Recorded data
◇ ◇ ◇ ◇ ◇ ◇ ◇

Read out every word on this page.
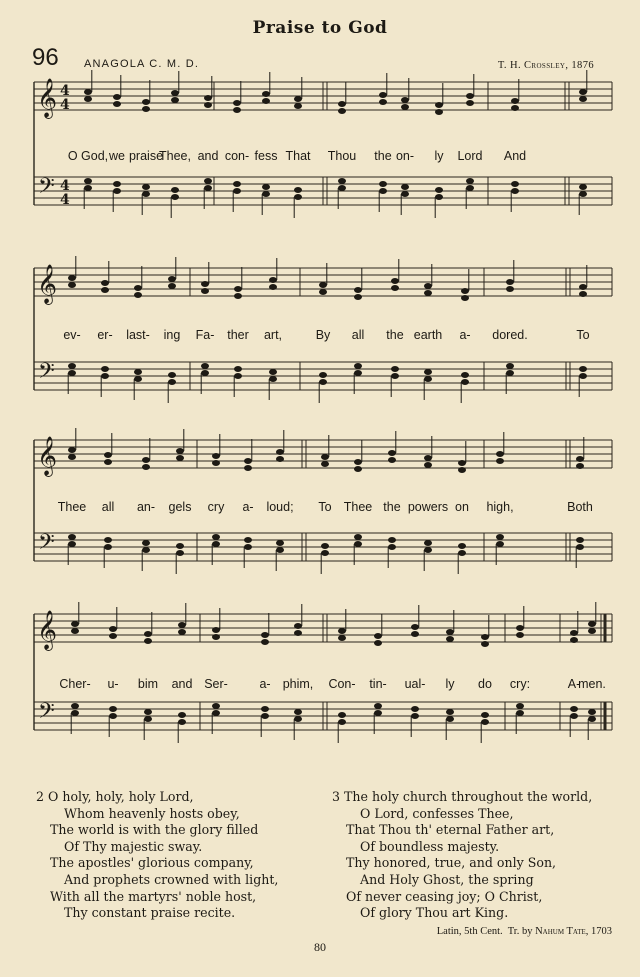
Praise to God
96 ANAGOLA C. M. D.	T. H. Crossley, 1876
𝄞
𝄢
4
4
4
4
𝄞
𝄢
𝄞
𝄢
𝄞
𝄢
O God, we praise
Thee, and con- fess That Thou the on- ly Lord And
ev- er- last- ing Fa- ther art,	By all the earth a- dored.	To
Thee all an- gels cry a- loud; To Thee the powers on high,	Both
Cher- u- bim and Ser-	a- phim, Con- tin- ual- ly do cry:	A-
men.
2 O holy, holy, holy Lord,
Whom heavenly hosts obey,
The world is with the glory filled
Of Thy majestic sway.
The apostles' glorious company,
And prophets crowned with light,
With all the martyrs' noble host,
Thy constant praise recite.
3 The holy church throughout the world,
O Lord, confesses Thee,
That Thou th' eternal Father art,
Of boundless majesty.
Thy honored, true, and only Son,
And Holy Ghost, the spring
Of never ceasing joy; O Christ,
Of glory Thou art King.
Latin, 5th Cent. Tr. by Nahum Tate, 1703
80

◇ ◇ ◇ ◇ ◇ ◇ ◇

- _The problem_:
Write out the material above once more, exactly as it reads, with no pictures.

- _Result for this exercise_:
Read out every word on this page.
Praise to God
96 ANAGOLA C. M. D.	T. H. Crossley, 1876
𝄞
𝄢
4
4
4
4
𝄞
𝄢
𝄞
𝄢
𝄞
𝄢
O God, we praise
Thee, and con- fess That Thou the on- ly Lord And
ev- er- last- ing Fa- ther art,	By all the earth a- dored.	To
Thee all an- gels cry a- loud; To Thee the powers on high,	Both
Cher- u- bim and Ser-	a- phim, Con- tin- ual- ly do cry:	A-
men.
2 O holy, holy, holy Lord,
Whom heavenly hosts obey,
The world is with the glory filled
Of Thy majestic sway.
The apostles' glorious company,
And prophets crowned with light,
With all the martyrs' noble host,
Thy constant praise recite.
3 The holy church throughout the world,
O Lord, confesses Thee,
That Thou th' eternal Father art,
Of boundless majesty.
Thy honored, true, and only Son,
And Holy Ghost, the spring
Of never ceasing joy; O Christ,
Of glory Thou art King.
Latin, 5th Cent. Tr. by Nahum Tate, 1703
80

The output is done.